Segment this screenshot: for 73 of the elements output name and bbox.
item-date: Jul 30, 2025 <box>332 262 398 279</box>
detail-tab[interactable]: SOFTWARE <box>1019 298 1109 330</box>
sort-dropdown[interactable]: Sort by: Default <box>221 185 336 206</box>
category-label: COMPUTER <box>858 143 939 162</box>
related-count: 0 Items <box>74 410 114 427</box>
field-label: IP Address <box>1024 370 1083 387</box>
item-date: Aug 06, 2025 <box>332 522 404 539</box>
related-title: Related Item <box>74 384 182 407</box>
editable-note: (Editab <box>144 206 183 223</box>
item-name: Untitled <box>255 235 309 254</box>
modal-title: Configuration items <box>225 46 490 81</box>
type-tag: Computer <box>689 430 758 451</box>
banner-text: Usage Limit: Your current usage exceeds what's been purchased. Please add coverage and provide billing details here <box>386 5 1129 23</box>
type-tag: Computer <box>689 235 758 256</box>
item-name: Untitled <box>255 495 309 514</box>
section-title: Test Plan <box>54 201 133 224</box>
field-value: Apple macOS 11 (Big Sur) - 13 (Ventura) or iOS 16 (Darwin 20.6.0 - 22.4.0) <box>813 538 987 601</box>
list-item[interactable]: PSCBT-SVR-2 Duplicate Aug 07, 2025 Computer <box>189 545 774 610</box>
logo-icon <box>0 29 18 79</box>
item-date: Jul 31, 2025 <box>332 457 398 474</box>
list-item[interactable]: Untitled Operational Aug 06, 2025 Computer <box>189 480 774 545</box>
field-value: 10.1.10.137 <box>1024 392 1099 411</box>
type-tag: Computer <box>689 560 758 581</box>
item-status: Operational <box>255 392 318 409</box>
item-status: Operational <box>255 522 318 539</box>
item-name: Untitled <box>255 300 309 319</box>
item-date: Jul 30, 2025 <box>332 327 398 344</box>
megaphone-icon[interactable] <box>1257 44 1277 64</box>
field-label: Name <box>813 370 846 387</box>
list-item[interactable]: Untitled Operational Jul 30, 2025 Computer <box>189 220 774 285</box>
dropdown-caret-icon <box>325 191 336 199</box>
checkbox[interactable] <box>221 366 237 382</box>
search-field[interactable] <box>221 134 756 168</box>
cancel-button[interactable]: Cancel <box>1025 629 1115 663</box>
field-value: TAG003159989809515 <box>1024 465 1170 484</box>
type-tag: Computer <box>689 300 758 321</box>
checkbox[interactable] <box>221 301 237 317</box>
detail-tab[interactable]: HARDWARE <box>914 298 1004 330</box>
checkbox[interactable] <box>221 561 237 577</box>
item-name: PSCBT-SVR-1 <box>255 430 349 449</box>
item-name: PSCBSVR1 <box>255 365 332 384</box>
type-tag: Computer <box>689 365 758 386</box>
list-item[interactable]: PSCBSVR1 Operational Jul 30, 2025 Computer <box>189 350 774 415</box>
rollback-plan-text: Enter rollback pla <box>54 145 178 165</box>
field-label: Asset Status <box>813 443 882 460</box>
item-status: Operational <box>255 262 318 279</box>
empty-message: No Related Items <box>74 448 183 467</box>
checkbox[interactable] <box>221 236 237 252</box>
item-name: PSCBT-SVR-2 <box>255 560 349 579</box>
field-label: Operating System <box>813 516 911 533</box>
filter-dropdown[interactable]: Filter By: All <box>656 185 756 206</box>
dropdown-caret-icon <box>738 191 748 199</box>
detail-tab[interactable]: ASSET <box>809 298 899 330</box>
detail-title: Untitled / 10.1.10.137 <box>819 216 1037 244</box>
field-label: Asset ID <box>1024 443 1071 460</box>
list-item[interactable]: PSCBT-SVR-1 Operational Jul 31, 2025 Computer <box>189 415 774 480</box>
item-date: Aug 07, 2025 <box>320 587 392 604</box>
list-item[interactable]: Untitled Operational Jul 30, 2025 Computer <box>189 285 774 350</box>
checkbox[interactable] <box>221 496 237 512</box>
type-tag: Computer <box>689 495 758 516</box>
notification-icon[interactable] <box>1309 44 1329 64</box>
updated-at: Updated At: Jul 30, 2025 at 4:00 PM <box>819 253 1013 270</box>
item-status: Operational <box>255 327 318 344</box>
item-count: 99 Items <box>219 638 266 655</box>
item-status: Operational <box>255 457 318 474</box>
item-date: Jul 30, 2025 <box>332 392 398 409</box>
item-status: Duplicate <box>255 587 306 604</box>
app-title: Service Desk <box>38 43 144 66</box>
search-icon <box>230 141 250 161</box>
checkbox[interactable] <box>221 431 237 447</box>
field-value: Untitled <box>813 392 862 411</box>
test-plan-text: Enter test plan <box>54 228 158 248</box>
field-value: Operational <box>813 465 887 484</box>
══════
_Aim:_ Return all of the entries above, copying every line unchanged.

_Exercise answer:_
Segment this screenshot: for 73 of the elements output name and bbox.
item-date: Jul 30, 2025 <box>332 262 398 279</box>
detail-tab[interactable]: SOFTWARE <box>1019 298 1109 330</box>
sort-dropdown[interactable]: Sort by: Default <box>221 185 336 206</box>
category-label: COMPUTER <box>858 143 939 162</box>
related-count: 0 Items <box>74 410 114 427</box>
field-label: IP Address <box>1024 370 1083 387</box>
item-date: Aug 06, 2025 <box>332 522 404 539</box>
related-title: Related Item <box>74 384 182 407</box>
editable-note: (Editab <box>144 206 183 223</box>
item-name: Untitled <box>255 235 309 254</box>
modal-title: Configuration items <box>225 46 490 81</box>
type-tag: Computer <box>689 430 758 451</box>
banner-text: Usage Limit: Your current usage exceeds what's been purchased. Please add coverage and provide billing details here <box>386 5 1129 23</box>
type-tag: Computer <box>689 235 758 256</box>
item-name: Untitled <box>255 495 309 514</box>
section-title: Test Plan <box>54 201 133 224</box>
field-value: Apple macOS 11 (Big Sur) - 13 (Ventura) or iOS 16 (Darwin 20.6.0 - 22.4.0) <box>813 538 987 601</box>
list-item[interactable]: PSCBT-SVR-2 Duplicate Aug 07, 2025 Computer <box>189 545 774 610</box>
logo-icon <box>0 29 18 79</box>
item-date: Jul 31, 2025 <box>332 457 398 474</box>
list-item[interactable]: Untitled Operational Aug 06, 2025 Computer <box>189 480 774 545</box>
field-value: 10.1.10.137 <box>1024 392 1099 411</box>
type-tag: Computer <box>689 560 758 581</box>
item-status: Operational <box>255 392 318 409</box>
item-status: Operational <box>255 522 318 539</box>
item-name: Untitled <box>255 300 309 319</box>
item-date: Jul 30, 2025 <box>332 327 398 344</box>
megaphone-icon[interactable] <box>1257 44 1277 64</box>
field-label: Name <box>813 370 846 387</box>
list-item[interactable]: Untitled Operational Jul 30, 2025 Computer <box>189 220 774 285</box>
dropdown-caret-icon <box>325 191 336 199</box>
checkbox[interactable] <box>221 366 237 382</box>
search-field[interactable] <box>221 134 756 168</box>
cancel-button[interactable]: Cancel <box>1025 629 1115 663</box>
field-value: TAG003159989809515 <box>1024 465 1170 484</box>
type-tag: Computer <box>689 300 758 321</box>
checkbox[interactable] <box>221 301 237 317</box>
detail-tab[interactable]: HARDWARE <box>914 298 1004 330</box>
checkbox[interactable] <box>221 561 237 577</box>
item-name: PSCBT-SVR-1 <box>255 430 349 449</box>
item-name: PSCBSVR1 <box>255 365 332 384</box>
type-tag: Computer <box>689 365 758 386</box>
list-item[interactable]: PSCBSVR1 Operational Jul 30, 2025 Computer <box>189 350 774 415</box>
rollback-plan-text: Enter rollback pla <box>54 145 178 165</box>
field-label: Asset Status <box>813 443 882 460</box>
item-status: Operational <box>255 262 318 279</box>
empty-message: No Related Items <box>74 448 183 467</box>
checkbox[interactable] <box>221 236 237 252</box>
item-name: PSCBT-SVR-2 <box>255 560 349 579</box>
field-label: Operating System <box>813 516 911 533</box>
filter-dropdown[interactable]: Filter By: All <box>656 185 756 206</box>
dropdown-caret-icon <box>738 191 748 199</box>
detail-tab[interactable]: ASSET <box>809 298 899 330</box>
detail-title: Untitled / 10.1.10.137 <box>819 216 1037 244</box>
field-label: Asset ID <box>1024 443 1071 460</box>
list-item[interactable]: PSCBT-SVR-1 Operational Jul 31, 2025 Computer <box>189 415 774 480</box>
item-date: Aug 07, 2025 <box>320 587 392 604</box>
list-item[interactable]: Untitled Operational Jul 30, 2025 Computer <box>189 285 774 350</box>
checkbox[interactable] <box>221 496 237 512</box>
type-tag: Computer <box>689 495 758 516</box>
notification-icon[interactable] <box>1309 44 1329 64</box>
updated-at: Updated At: Jul 30, 2025 at 4:00 PM <box>819 253 1013 270</box>
item-status: Operational <box>255 327 318 344</box>
item-count: 99 Items <box>219 638 266 655</box>
item-status: Operational <box>255 457 318 474</box>
item-date: Jul 30, 2025 <box>332 392 398 409</box>
item-status: Duplicate <box>255 587 306 604</box>
app-title: Service Desk <box>38 43 144 66</box>
search-icon <box>230 141 250 161</box>
checkbox[interactable] <box>221 431 237 447</box>
field-value: Untitled <box>813 392 862 411</box>
test-plan-text: Enter test plan <box>54 228 158 248</box>
field-value: Operational <box>813 465 887 484</box>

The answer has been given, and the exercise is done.